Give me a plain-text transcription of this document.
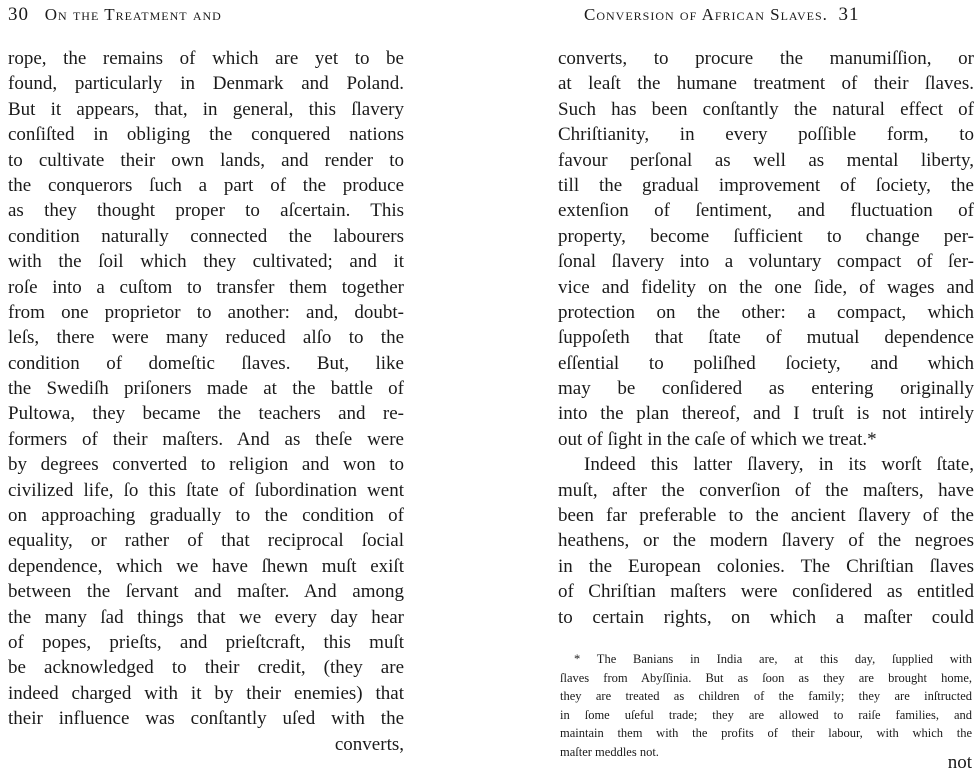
30 On the Treatment and
rope, the remains of which are yet to be
found, particularly in Denmark and Poland.
But it appears, that, in general, this ſlavery
conſiſted in obliging the conquered nations
to cultivate their own lands, and render to
the conquerors ſuch a part of the produce
as they thought proper to aſcertain. This
condition naturally connected the labourers
with the ſoil which they cultivated; and it
roſe into a cuſtom to transfer them together
from one proprietor to another: and, doubt-
leſs, there were many reduced alſo to the
condition of domeſtic ſlaves. But, like
the Swediſh priſoners made at the battle of
Pultowa, they became the teachers and re-
formers of their maſters. And as theſe were
by degrees converted to religion and won to
civilized life, ſo this ſtate of ſubordination went
on approaching gradually to the condition of
equality, or rather of that reciprocal ſocial
dependence, which we have ſhewn muſt exiſt
between the ſervant and maſter. And among
the many ſad things that we every day hear
of popes, prieſts, and prieſtcraft, this muſt
be acknowledged to their credit, (they are
indeed charged with it by their enemies) that
their influence was conſtantly uſed with the
converts,
Conversion of African Slaves. 31
converts, to procure the manumiſſion, or
at leaſt the humane treatment of their ſlaves.
Such has been conſtantly the natural effect of
Chriſtianity, in every poſſible form, to
favour perſonal as well as mental liberty,
till the gradual improvement of ſociety, the
extenſion of ſentiment, and fluctuation of
property, become ſufficient to change per-
ſonal ſlavery into a voluntary compact of ſer-
vice and fidelity on the one ſide, of wages and
protection on the other: a compact, which
ſuppoſeth that ſtate of mutual dependence
eſſential to poliſhed ſociety, and which
may be conſidered as entering originally
into the plan thereof, and I truſt is not intirely
out of ſight in the caſe of which we treat.*
Indeed this latter ſlavery, in its worſt ſtate,
muſt, after the converſion of the maſters, have
been far preferable to the ancient ſlavery of the
heathens, or the modern ſlavery of the negroes
in the European colonies. The Chriſtian ſlaves
of Chriſtian maſters were conſidered as entitled
to certain rights, on which a maſter could
* The Banians in India are, at this day, ſupplied with
ſlaves from Abyſſinia. But as ſoon as they are brought home,
they are treated as children of the family; they are inſtructed
in ſome uſeful trade; they are allowed to raiſe families, and
maintain them with the profits of their labour, with which the
maſter meddles not.
not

* [YOUR TASK]:
Copy each line of the records containing the string "many".

* [SOLUTION FOR THIS TASK]:
leſs, there were many reduced alſo to the
the many ſad things that we every day hear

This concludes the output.